#### Work to complete
Rewrite the listing below with "image" changed to "chart" and every other word kept the same. Leave the pictures out of your answer.

Item position entries:
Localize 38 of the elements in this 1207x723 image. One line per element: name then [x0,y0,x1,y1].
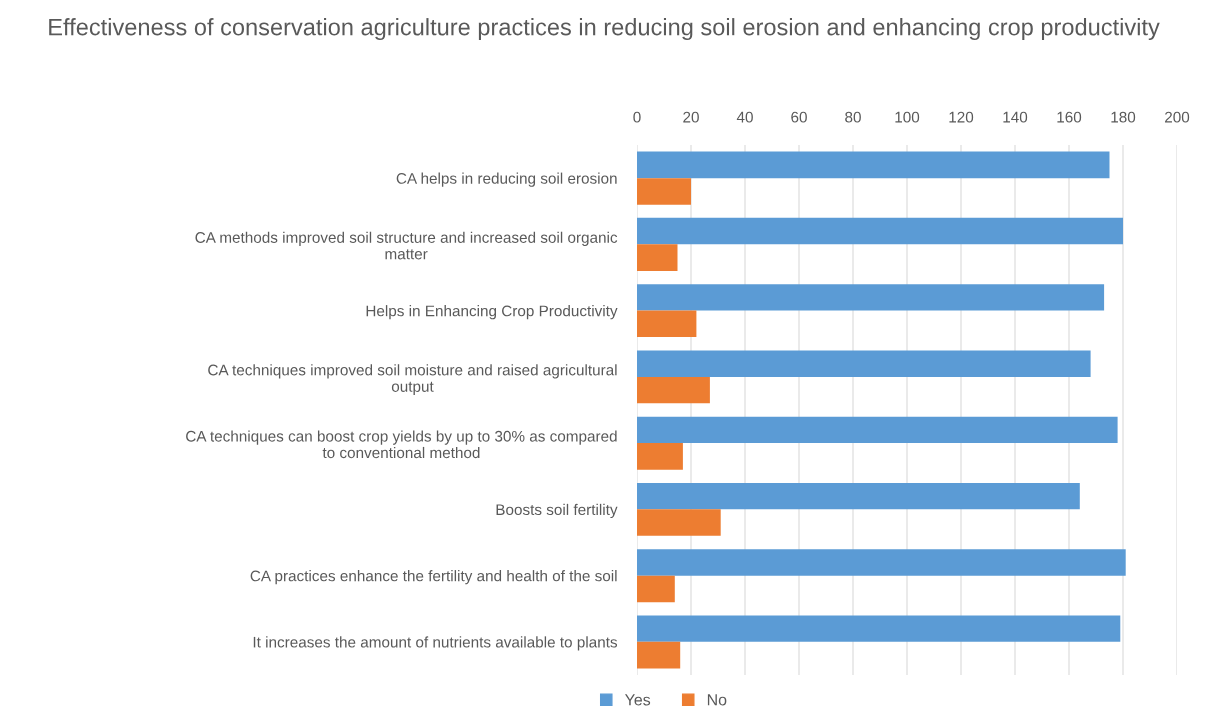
y-tick-label: Helps in Enhancing Crop Productivity [366,305,618,320]
bar [637,310,697,338]
bar [637,615,1121,642]
bar [637,509,721,536]
x-tick-label: 20 [683,111,699,123]
x-tick-label: 200 [1165,111,1190,123]
y-tick-label: CA techniques can boost crop yields by up to 30% as compared to conventional method [186,430,617,459]
x-tick-label: 60 [791,111,807,123]
y-tick-label: It increases the amount of nutrients available to plants [253,636,618,651]
bar [637,443,683,470]
bar [637,151,1110,179]
bar [637,376,710,404]
bar [637,178,691,205]
x-tick-label: 0 [633,111,641,123]
x-tick-label: 180 [1111,111,1136,123]
legend-label: Yes [624,694,651,706]
bar [637,217,1123,245]
x-tick-label: 160 [1057,111,1082,123]
y-tick-label: CA techniques improved soil moisture and raised agricultural output [208,364,617,395]
bar [637,575,675,603]
x-tick-label: 40 [736,111,753,123]
legend-label: No [707,694,727,706]
chart-title: Effectiveness of conservation agriculture practices in reducing soil erosion and enhancing crop productivity [49,18,1160,41]
y-tick-label: CA methods improved soil structure and increased soil organic matter [195,231,618,260]
x-tick-label: 100 [895,111,920,123]
bar [637,244,678,271]
y-tick-label: Boosts soil fertility [496,503,618,519]
x-tick-label: 120 [949,111,974,123]
bar [637,416,1118,444]
bar [637,350,1091,377]
bar [637,284,1105,311]
y-tick-label: CA practices enhance the fertility and health of the soil [250,570,617,585]
bar [637,482,1080,510]
y-tick-label: CA helps in reducing soil erosion [396,172,617,187]
bar [637,641,681,669]
bar [637,549,1126,576]
x-tick-label: 140 [1003,111,1028,123]
x-tick-label: 80 [845,111,861,123]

#### Worked solution
Localize 38 of the elements in this 1207x723 chart. One line per element: name then [x0,y0,x1,y1].
y-tick-label: Helps in Enhancing Crop Productivity [366,305,618,320]
bar [637,310,697,338]
bar [637,615,1121,642]
bar [637,509,721,536]
x-tick-label: 20 [683,111,699,123]
x-tick-label: 200 [1165,111,1190,123]
y-tick-label: CA techniques can boost crop yields by up to 30% as compared to conventional method [186,430,617,459]
x-tick-label: 60 [791,111,807,123]
y-tick-label: It increases the amount of nutrients available to plants [253,636,618,651]
bar [637,443,683,470]
bar [637,151,1110,179]
bar [637,376,710,404]
bar [637,178,691,205]
x-tick-label: 0 [633,111,641,123]
x-tick-label: 180 [1111,111,1136,123]
legend-label: Yes [624,694,651,706]
bar [637,217,1123,245]
x-tick-label: 160 [1057,111,1082,123]
y-tick-label: CA techniques improved soil moisture and raised agricultural output [208,364,617,395]
bar [637,575,675,603]
x-tick-label: 40 [736,111,753,123]
legend-label: No [707,694,727,706]
chart-title: Effectiveness of conservation agriculture practices in reducing soil erosion and enhancing crop productivity [49,18,1160,41]
y-tick-label: CA methods improved soil structure and increased soil organic matter [195,231,618,260]
x-tick-label: 100 [895,111,920,123]
bar [637,244,678,271]
y-tick-label: Boosts soil fertility [496,503,618,519]
x-tick-label: 120 [949,111,974,123]
bar [637,416,1118,444]
bar [637,350,1091,377]
bar [637,284,1105,311]
y-tick-label: CA practices enhance the fertility and health of the soil [250,570,617,585]
bar [637,482,1080,510]
y-tick-label: CA helps in reducing soil erosion [396,172,617,187]
bar [637,641,681,669]
bar [637,549,1126,576]
x-tick-label: 140 [1003,111,1028,123]
x-tick-label: 80 [845,111,861,123]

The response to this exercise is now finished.